> **DATA RECORDS**:
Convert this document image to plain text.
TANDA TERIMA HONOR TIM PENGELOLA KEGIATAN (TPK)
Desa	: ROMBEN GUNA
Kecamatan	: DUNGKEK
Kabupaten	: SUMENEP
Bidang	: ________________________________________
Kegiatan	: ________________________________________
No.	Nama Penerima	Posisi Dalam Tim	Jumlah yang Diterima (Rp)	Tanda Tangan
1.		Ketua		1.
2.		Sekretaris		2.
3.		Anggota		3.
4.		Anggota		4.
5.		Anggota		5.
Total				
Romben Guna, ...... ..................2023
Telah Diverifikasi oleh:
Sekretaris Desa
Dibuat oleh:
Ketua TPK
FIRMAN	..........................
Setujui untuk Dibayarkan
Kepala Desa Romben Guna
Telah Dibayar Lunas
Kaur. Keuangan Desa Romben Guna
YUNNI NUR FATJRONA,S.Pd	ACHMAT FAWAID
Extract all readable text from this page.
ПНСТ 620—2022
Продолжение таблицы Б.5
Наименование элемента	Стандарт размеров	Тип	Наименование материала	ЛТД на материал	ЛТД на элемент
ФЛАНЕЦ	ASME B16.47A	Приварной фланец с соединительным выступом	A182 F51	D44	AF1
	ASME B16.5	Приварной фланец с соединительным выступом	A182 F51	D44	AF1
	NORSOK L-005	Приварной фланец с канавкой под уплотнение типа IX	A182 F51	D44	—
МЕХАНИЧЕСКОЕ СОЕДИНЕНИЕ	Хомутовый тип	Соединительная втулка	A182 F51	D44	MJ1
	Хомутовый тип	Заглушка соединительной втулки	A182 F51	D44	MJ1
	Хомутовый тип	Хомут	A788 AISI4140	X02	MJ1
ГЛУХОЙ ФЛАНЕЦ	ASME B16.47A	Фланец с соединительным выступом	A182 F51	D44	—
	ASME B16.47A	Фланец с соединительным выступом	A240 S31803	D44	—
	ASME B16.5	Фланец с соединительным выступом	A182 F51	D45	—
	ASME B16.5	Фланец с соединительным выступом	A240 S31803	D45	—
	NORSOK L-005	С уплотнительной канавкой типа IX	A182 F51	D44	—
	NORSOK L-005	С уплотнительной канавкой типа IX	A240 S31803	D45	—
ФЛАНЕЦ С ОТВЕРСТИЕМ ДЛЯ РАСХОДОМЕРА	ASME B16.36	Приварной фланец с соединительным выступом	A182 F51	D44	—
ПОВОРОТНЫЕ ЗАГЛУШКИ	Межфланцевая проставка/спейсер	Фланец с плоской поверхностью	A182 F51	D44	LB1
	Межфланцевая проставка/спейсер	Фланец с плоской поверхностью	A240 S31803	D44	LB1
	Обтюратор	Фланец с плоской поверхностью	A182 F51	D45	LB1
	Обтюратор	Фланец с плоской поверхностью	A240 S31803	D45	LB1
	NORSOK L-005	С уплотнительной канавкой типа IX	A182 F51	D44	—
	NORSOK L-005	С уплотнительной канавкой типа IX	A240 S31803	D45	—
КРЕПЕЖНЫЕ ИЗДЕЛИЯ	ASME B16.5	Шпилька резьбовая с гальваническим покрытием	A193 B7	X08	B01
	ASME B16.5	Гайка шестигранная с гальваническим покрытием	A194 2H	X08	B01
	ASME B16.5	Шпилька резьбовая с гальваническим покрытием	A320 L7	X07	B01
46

> **WRITTEN INSTRUCTION**:
List the lines that contain the word "Шпилька".

> **ANSWER BELOW**:
КРЕПЕЖНЫЕ ИЗДЕЛИЯ	ASME B16.5	Шпилька резьбовая с гальваническим покрытием	A193 B7	X08	B01
	ASME B16.5	Шпилька резьбовая с гальваническим покрытием	A320 L7	X07	B01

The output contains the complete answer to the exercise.